---------- Record set

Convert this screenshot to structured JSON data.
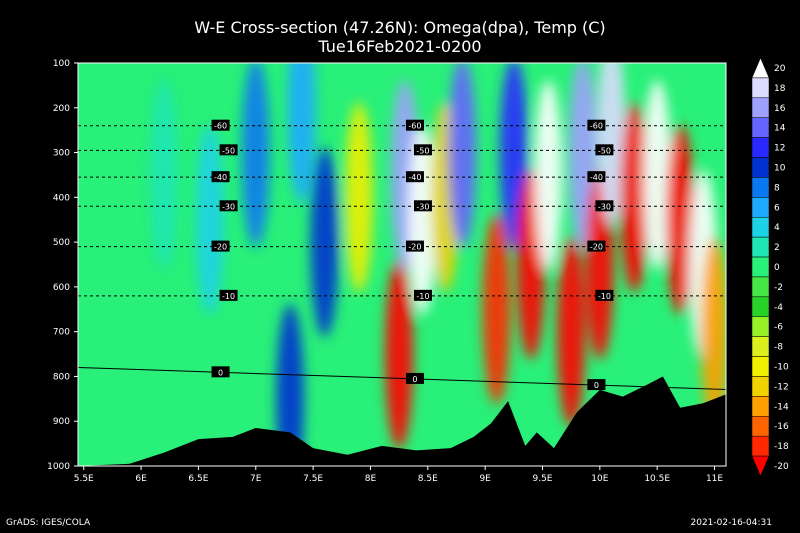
{
  "chart_data": {
    "type": "heatmap",
    "title": "W-E Cross-section (47.26N): Omega(dpa), Temp (C)",
    "subtitle": "Tue16Feb2021-0200",
    "xlabel": "",
    "ylabel": "",
    "xlim": [
      5.45,
      11.1
    ],
    "ylim": [
      1000,
      100
    ],
    "x_ticks": [
      "5.5E",
      "6E",
      "6.5E",
      "7E",
      "7.5E",
      "8E",
      "8.5E",
      "9E",
      "9.5E",
      "10E",
      "10.5E",
      "11E"
    ],
    "y_ticks": [
      "100",
      "200",
      "300",
      "400",
      "500",
      "600",
      "700",
      "800",
      "900",
      "1000"
    ],
    "colorbar": {
      "labels": [
        "20",
        "18",
        "16",
        "14",
        "12",
        "10",
        "8",
        "6",
        "4",
        "2",
        "0",
        "-2",
        "-4",
        "-6",
        "-8",
        "-10",
        "-12",
        "-14",
        "-16",
        "-18",
        "-20"
      ],
      "colors": [
        "#ffffff",
        "#dcdcff",
        "#a0a0ff",
        "#6464ff",
        "#2828ff",
        "#0032d0",
        "#0a78f0",
        "#1eaaff",
        "#1ed2e6",
        "#1ee6b4",
        "#28f078",
        "#46e646",
        "#28d228",
        "#96f028",
        "#dcf01e",
        "#f0f000",
        "#f0d200",
        "#ffa000",
        "#ff6400",
        "#ff2800",
        "#ff0000"
      ]
    },
    "temperature_contours": [
      {
        "label": "-60",
        "pressure": 240
      },
      {
        "label": "-50",
        "pressure": 295
      },
      {
        "label": "-40",
        "pressure": 355
      },
      {
        "label": "-30",
        "pressure": 420
      },
      {
        "label": "-20",
        "pressure": 510
      },
      {
        "label": "-10",
        "pressure": 620
      },
      {
        "label": "0",
        "pressure": 780
      }
    ],
    "omega_cells": [
      {
        "x": 6.2,
        "p": 350,
        "v": 2
      },
      {
        "x": 6.6,
        "p": 450,
        "v": 4
      },
      {
        "x": 7.0,
        "p": 300,
        "v": 8
      },
      {
        "x": 7.3,
        "p": 850,
        "v": 10
      },
      {
        "x": 7.4,
        "p": 200,
        "v": 6
      },
      {
        "x": 7.6,
        "p": 500,
        "v": 10
      },
      {
        "x": 7.9,
        "p": 400,
        "v": -10
      },
      {
        "x": 8.25,
        "p": 750,
        "v": -20
      },
      {
        "x": 8.3,
        "p": 350,
        "v": 16
      },
      {
        "x": 8.45,
        "p": 450,
        "v": 20
      },
      {
        "x": 8.65,
        "p": 400,
        "v": -12
      },
      {
        "x": 8.8,
        "p": 300,
        "v": 14
      },
      {
        "x": 9.1,
        "p": 650,
        "v": -18
      },
      {
        "x": 9.25,
        "p": 300,
        "v": 12
      },
      {
        "x": 9.4,
        "p": 550,
        "v": -20
      },
      {
        "x": 9.55,
        "p": 350,
        "v": 20
      },
      {
        "x": 9.75,
        "p": 700,
        "v": -20
      },
      {
        "x": 9.85,
        "p": 300,
        "v": 16
      },
      {
        "x": 10.0,
        "p": 550,
        "v": -20
      },
      {
        "x": 10.1,
        "p": 250,
        "v": 18
      },
      {
        "x": 10.3,
        "p": 400,
        "v": -20
      },
      {
        "x": 10.5,
        "p": 350,
        "v": 20
      },
      {
        "x": 10.7,
        "p": 450,
        "v": -20
      },
      {
        "x": 10.9,
        "p": 550,
        "v": 20
      },
      {
        "x": 11.0,
        "p": 700,
        "v": -14
      }
    ],
    "terrain": [
      {
        "x": 5.45,
        "p": 1000
      },
      {
        "x": 5.9,
        "p": 995
      },
      {
        "x": 6.2,
        "p": 970
      },
      {
        "x": 6.5,
        "p": 940
      },
      {
        "x": 6.8,
        "p": 935
      },
      {
        "x": 7.0,
        "p": 915
      },
      {
        "x": 7.3,
        "p": 925
      },
      {
        "x": 7.5,
        "p": 960
      },
      {
        "x": 7.8,
        "p": 975
      },
      {
        "x": 8.1,
        "p": 955
      },
      {
        "x": 8.4,
        "p": 965
      },
      {
        "x": 8.7,
        "p": 960
      },
      {
        "x": 8.9,
        "p": 935
      },
      {
        "x": 9.05,
        "p": 905
      },
      {
        "x": 9.2,
        "p": 855
      },
      {
        "x": 9.35,
        "p": 955
      },
      {
        "x": 9.45,
        "p": 925
      },
      {
        "x": 9.6,
        "p": 960
      },
      {
        "x": 9.8,
        "p": 880
      },
      {
        "x": 10.0,
        "p": 830
      },
      {
        "x": 10.2,
        "p": 845
      },
      {
        "x": 10.4,
        "p": 820
      },
      {
        "x": 10.55,
        "p": 800
      },
      {
        "x": 10.7,
        "p": 870
      },
      {
        "x": 10.9,
        "p": 860
      },
      {
        "x": 11.1,
        "p": 840
      }
    ]
  },
  "footer": {
    "left": "GrADS: IGES/COLA",
    "right": "2021-02-16-04:31"
  }
}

--------------------

→ The task
Exclude every picture and copy the remaining data exactly.

→ Task solution
Convert this screenshot to structured JSON data.
{
  "chart_data": {
    "type": "heatmap",
    "title": "W-E Cross-section (47.26N): Omega(dpa), Temp (C)",
    "subtitle": "Tue16Feb2021-0200",
    "xlabel": "",
    "ylabel": "",
    "xlim": [
      5.45,
      11.1
    ],
    "ylim": [
      1000,
      100
    ],
    "x_ticks": [
      "5.5E",
      "6E",
      "6.5E",
      "7E",
      "7.5E",
      "8E",
      "8.5E",
      "9E",
      "9.5E",
      "10E",
      "10.5E",
      "11E"
    ],
    "y_ticks": [
      "100",
      "200",
      "300",
      "400",
      "500",
      "600",
      "700",
      "800",
      "900",
      "1000"
    ],
    "colorbar": {
      "labels": [
        "20",
        "18",
        "16",
        "14",
        "12",
        "10",
        "8",
        "6",
        "4",
        "2",
        "0",
        "-2",
        "-4",
        "-6",
        "-8",
        "-10",
        "-12",
        "-14",
        "-16",
        "-18",
        "-20"
      ],
      "colors": [
        "#ffffff",
        "#dcdcff",
        "#a0a0ff",
        "#6464ff",
        "#2828ff",
        "#0032d0",
        "#0a78f0",
        "#1eaaff",
        "#1ed2e6",
        "#1ee6b4",
        "#28f078",
        "#46e646",
        "#28d228",
        "#96f028",
        "#dcf01e",
        "#f0f000",
        "#f0d200",
        "#ffa000",
        "#ff6400",
        "#ff2800",
        "#ff0000"
      ]
    },
    "temperature_contours": [
      {
        "label": "-60",
        "pressure": 240
      },
      {
        "label": "-50",
        "pressure": 295
      },
      {
        "label": "-40",
        "pressure": 355
      },
      {
        "label": "-30",
        "pressure": 420
      },
      {
        "label": "-20",
        "pressure": 510
      },
      {
        "label": "-10",
        "pressure": 620
      },
      {
        "label": "0",
        "pressure": 780
      }
    ],
    "omega_cells": [
      {
        "x": 6.2,
        "p": 350,
        "v": 2
      },
      {
        "x": 6.6,
        "p": 450,
        "v": 4
      },
      {
        "x": 7.0,
        "p": 300,
        "v": 8
      },
      {
        "x": 7.3,
        "p": 850,
        "v": 10
      },
      {
        "x": 7.4,
        "p": 200,
        "v": 6
      },
      {
        "x": 7.6,
        "p": 500,
        "v": 10
      },
      {
        "x": 7.9,
        "p": 400,
        "v": -10
      },
      {
        "x": 8.25,
        "p": 750,
        "v": -20
      },
      {
        "x": 8.3,
        "p": 350,
        "v": 16
      },
      {
        "x": 8.45,
        "p": 450,
        "v": 20
      },
      {
        "x": 8.65,
        "p": 400,
        "v": -12
      },
      {
        "x": 8.8,
        "p": 300,
        "v": 14
      },
      {
        "x": 9.1,
        "p": 650,
        "v": -18
      },
      {
        "x": 9.25,
        "p": 300,
        "v": 12
      },
      {
        "x": 9.4,
        "p": 550,
        "v": -20
      },
      {
        "x": 9.55,
        "p": 350,
        "v": 20
      },
      {
        "x": 9.75,
        "p": 700,
        "v": -20
      },
      {
        "x": 9.85,
        "p": 300,
        "v": 16
      },
      {
        "x": 10.0,
        "p": 550,
        "v": -20
      },
      {
        "x": 10.1,
        "p": 250,
        "v": 18
      },
      {
        "x": 10.3,
        "p": 400,
        "v": -20
      },
      {
        "x": 10.5,
        "p": 350,
        "v": 20
      },
      {
        "x": 10.7,
        "p": 450,
        "v": -20
      },
      {
        "x": 10.9,
        "p": 550,
        "v": 20
      },
      {
        "x": 11.0,
        "p": 700,
        "v": -14
      }
    ],
    "terrain": [
      {
        "x": 5.45,
        "p": 1000
      },
      {
        "x": 5.9,
        "p": 995
      },
      {
        "x": 6.2,
        "p": 970
      },
      {
        "x": 6.5,
        "p": 940
      },
      {
        "x": 6.8,
        "p": 935
      },
      {
        "x": 7.0,
        "p": 915
      },
      {
        "x": 7.3,
        "p": 925
      },
      {
        "x": 7.5,
        "p": 960
      },
      {
        "x": 7.8,
        "p": 975
      },
      {
        "x": 8.1,
        "p": 955
      },
      {
        "x": 8.4,
        "p": 965
      },
      {
        "x": 8.7,
        "p": 960
      },
      {
        "x": 8.9,
        "p": 935
      },
      {
        "x": 9.05,
        "p": 905
      },
      {
        "x": 9.2,
        "p": 855
      },
      {
        "x": 9.35,
        "p": 955
      },
      {
        "x": 9.45,
        "p": 925
      },
      {
        "x": 9.6,
        "p": 960
      },
      {
        "x": 9.8,
        "p": 880
      },
      {
        "x": 10.0,
        "p": 830
      },
      {
        "x": 10.2,
        "p": 845
      },
      {
        "x": 10.4,
        "p": 820
      },
      {
        "x": 10.55,
        "p": 800
      },
      {
        "x": 10.7,
        "p": 870
      },
      {
        "x": 10.9,
        "p": 860
      },
      {
        "x": 11.1,
        "p": 840
      }
    ]
  },
  "footer": {
    "left": "GrADS: IGES/COLA",
    "right": "2021-02-16-04:31"
  }
}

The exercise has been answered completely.